== What you are asked to do ==
Lift out all lines below that contain "kali".
# Start of Listed entries
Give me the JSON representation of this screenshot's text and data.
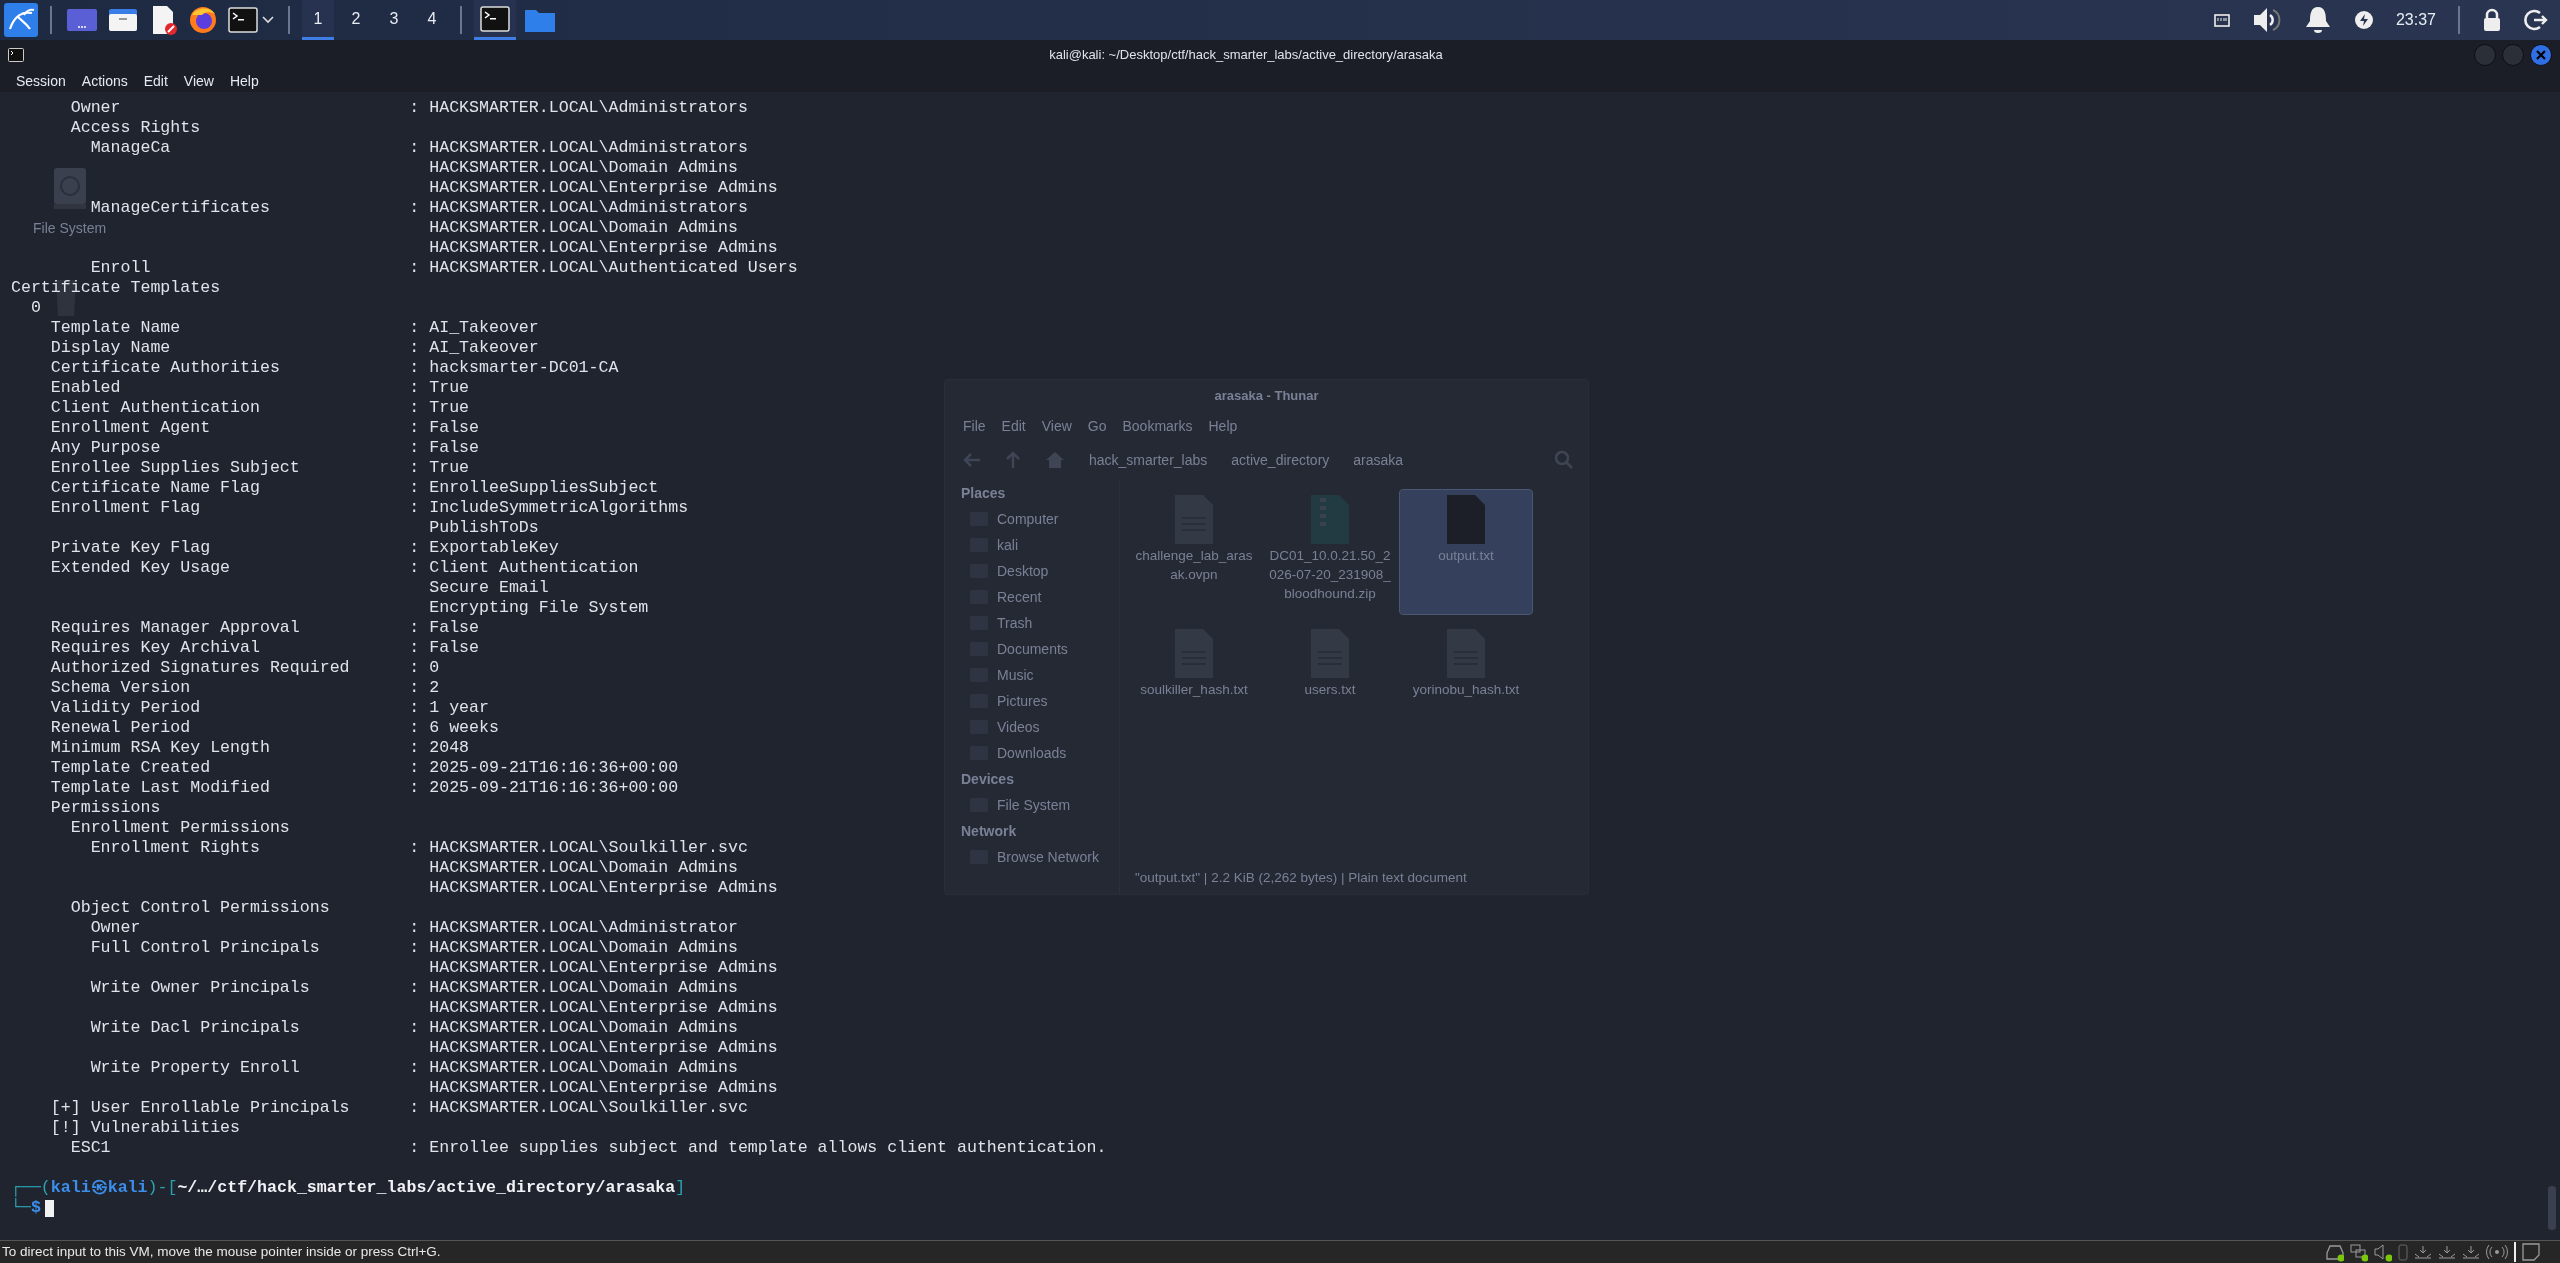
{
  "taskbar": {
    "workspaces": [
      {
        "label": "1",
        "selected": true
      },
      {
        "label": "2",
        "selected": false
      },
      {
        "label": "3",
        "selected": false
      },
      {
        "label": "4",
        "selected": false
      }
    ],
    "clock": "23:37"
  },
  "window": {
    "title": "kali@kali: ~/Desktop/ctf/hack_smarter_labs/active_directory/arasaka",
    "menu": [
      "Session",
      "Actions",
      "Edit",
      "View",
      "Help"
    ]
  },
  "desktop_icons": [
    {
      "label": "File System"
    }
  ],
  "background_window": {
    "title": "arasaka - Thunar",
    "menu": [
      "File",
      "Edit",
      "View",
      "Go",
      "Bookmarks",
      "Help"
    ],
    "path": [
      "hack_smarter_labs",
      "active_directory",
      "arasaka"
    ],
    "sidebar": [
      {
        "heading": "Places",
        "items": [
          "Computer",
          "kali",
          "Desktop",
          "Recent",
          "Trash",
          "Documents",
          "Music",
          "Pictures",
          "Videos",
          "Downloads"
        ]
      },
      {
        "heading": "Devices",
        "items": [
          "File System"
        ]
      },
      {
        "heading": "Network",
        "items": [
          "Browse Network"
        ]
      }
    ],
    "files": [
      {
        "name": "challenge_lab_arasak.ovpn",
        "kind": "text",
        "selected": false
      },
      {
        "name": "DC01_10.0.21.50_2026-07-20_231908_bloodhound.zip",
        "kind": "archive",
        "selected": false
      },
      {
        "name": "output.txt",
        "kind": "blank",
        "selected": true
      },
      {
        "name": "soulkiller_hash.txt",
        "kind": "text",
        "selected": false
      },
      {
        "name": "users.txt",
        "kind": "text",
        "selected": false
      },
      {
        "name": "yorinobu_hash.txt",
        "kind": "text",
        "selected": false
      }
    ],
    "status": "\"output.txt\" | 2.2 KiB (2,262 bytes) | Plain text document"
  },
  "terminal": {
    "ca_permissions": [
      {
        "key": "Owner",
        "sep": ":",
        "values": [
          "HACKSMARTER.LOCAL\\Administrators"
        ]
      },
      {
        "key": "Access Rights",
        "children": [
          {
            "key": "ManageCa",
            "sep": ":",
            "values": [
              "HACKSMARTER.LOCAL\\Administrators",
              "HACKSMARTER.LOCAL\\Domain Admins",
              "HACKSMARTER.LOCAL\\Enterprise Admins"
            ]
          },
          {
            "key": "ManageCertificates",
            "sep": ":",
            "values": [
              "HACKSMARTER.LOCAL\\Administrators",
              "HACKSMARTER.LOCAL\\Domain Admins",
              "HACKSMARTER.LOCAL\\Enterprise Admins"
            ]
          },
          {
            "key": "Enroll",
            "sep": ":",
            "values": [
              "HACKSMARTER.LOCAL\\Authenticated Users"
            ]
          }
        ]
      }
    ],
    "sections": [
      {
        "key": "Certificate Templates",
        "children": [
          {
            "key": "0",
            "children": [
              {
                "key": "Template Name",
                "sep": ":",
                "values": [
                  "AI_Takeover"
                ]
              },
              {
                "key": "Display Name",
                "sep": ":",
                "values": [
                  "AI_Takeover"
                ]
              },
              {
                "key": "Certificate Authorities",
                "sep": ":",
                "values": [
                  "hacksmarter-DC01-CA"
                ]
              },
              {
                "key": "Enabled",
                "sep": ":",
                "values": [
                  "True"
                ]
              },
              {
                "key": "Client Authentication",
                "sep": ":",
                "values": [
                  "True"
                ]
              },
              {
                "key": "Enrollment Agent",
                "sep": ":",
                "values": [
                  "False"
                ]
              },
              {
                "key": "Any Purpose",
                "sep": ":",
                "values": [
                  "False"
                ]
              },
              {
                "key": "Enrollee Supplies Subject",
                "sep": ":",
                "values": [
                  "True"
                ]
              },
              {
                "key": "Certificate Name Flag",
                "sep": ":",
                "values": [
                  "EnrolleeSuppliesSubject"
                ]
              },
              {
                "key": "Enrollment Flag",
                "sep": ":",
                "values": [
                  "IncludeSymmetricAlgorithms",
                  "PublishToDs"
                ]
              },
              {
                "key": "Private Key Flag",
                "sep": ":",
                "values": [
                  "ExportableKey"
                ]
              },
              {
                "key": "Extended Key Usage",
                "sep": ":",
                "values": [
                  "Client Authentication",
                  "Secure Email",
                  "Encrypting File System"
                ]
              },
              {
                "key": "Requires Manager Approval",
                "sep": ":",
                "values": [
                  "False"
                ]
              },
              {
                "key": "Requires Key Archival",
                "sep": ":",
                "values": [
                  "False"
                ]
              },
              {
                "key": "Authorized Signatures Required",
                "sep": ":",
                "values": [
                  "0"
                ]
              },
              {
                "key": "Schema Version",
                "sep": ":",
                "values": [
                  "2"
                ]
              },
              {
                "key": "Validity Period",
                "sep": ":",
                "values": [
                  "1 year"
                ]
              },
              {
                "key": "Renewal Period",
                "sep": ":",
                "values": [
                  "6 weeks"
                ]
              },
              {
                "key": "Minimum RSA Key Length",
                "sep": ":",
                "values": [
                  "2048"
                ]
              },
              {
                "key": "Template Created",
                "sep": ":",
                "values": [
                  "2025-09-21T16:16:36+00:00"
                ]
              },
              {
                "key": "Template Last Modified",
                "sep": ":",
                "values": [
                  "2025-09-21T16:16:36+00:00"
                ]
              },
              {
                "key": "Permissions",
                "children": [
                  {
                    "key": "Enrollment Permissions",
                    "children": [
                      {
                        "key": "Enrollment Rights",
                        "sep": ":",
                        "values": [
                          "HACKSMARTER.LOCAL\\Soulkiller.svc",
                          "HACKSMARTER.LOCAL\\Domain Admins",
                          "HACKSMARTER.LOCAL\\Enterprise Admins"
                        ]
                      }
                    ]
                  },
                  {
                    "key": "Object Control Permissions",
                    "children": [
                      {
                        "key": "Owner",
                        "sep": ":",
                        "values": [
                          "HACKSMARTER.LOCAL\\Administrator"
                        ]
                      },
                      {
                        "key": "Full Control Principals",
                        "sep": ":",
                        "values": [
                          "HACKSMARTER.LOCAL\\Domain Admins",
                          "HACKSMARTER.LOCAL\\Enterprise Admins"
                        ]
                      },
                      {
                        "key": "Write Owner Principals",
                        "sep": ":",
                        "values": [
                          "HACKSMARTER.LOCAL\\Domain Admins",
                          "HACKSMARTER.LOCAL\\Enterprise Admins"
                        ]
                      },
                      {
                        "key": "Write Dacl Principals",
                        "sep": ":",
                        "values": [
                          "HACKSMARTER.LOCAL\\Domain Admins",
                          "HACKSMARTER.LOCAL\\Enterprise Admins"
                        ]
                      },
                      {
                        "key": "Write Property Enroll",
                        "sep": ":",
                        "values": [
                          "HACKSMARTER.LOCAL\\Domain Admins",
                          "HACKSMARTER.LOCAL\\Enterprise Admins"
                        ]
                      }
                    ]
                  }
                ]
              },
              {
                "key": "[+] User Enrollable Principals",
                "sep": ":",
                "values": [
                  "HACKSMARTER.LOCAL\\Soulkiller.svc"
                ]
              },
              {
                "key": "[!] Vulnerabilities",
                "children": [
                  {
                    "key": "ESC1",
                    "sep": ":",
                    "values": [
                      "Enrollee supplies subject and template allows client authentication."
                    ]
                  }
                ]
              }
            ]
          }
        ]
      }
    ],
    "prompt": {
      "open": "┌──(",
      "user_host": "kali㉿kali",
      "mid": ")-[",
      "path": "~/…/ctf/hack_smarter_labs/active_directory/arasaka",
      "close": "]",
      "corner": "└─",
      "symbol": "$"
    }
  },
  "status_bar": {
    "text": "To direct input to this VM, move the mouse pointer inside or press Ctrl+G."
  }
}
# End of Listed entries
== Worked solution ==
    "title": "kali@kali: ~/Desktop/ctf/hack_smarter_labs/active_directory/arasaka",
          "kali",
      "user_host": "kali㉿kali",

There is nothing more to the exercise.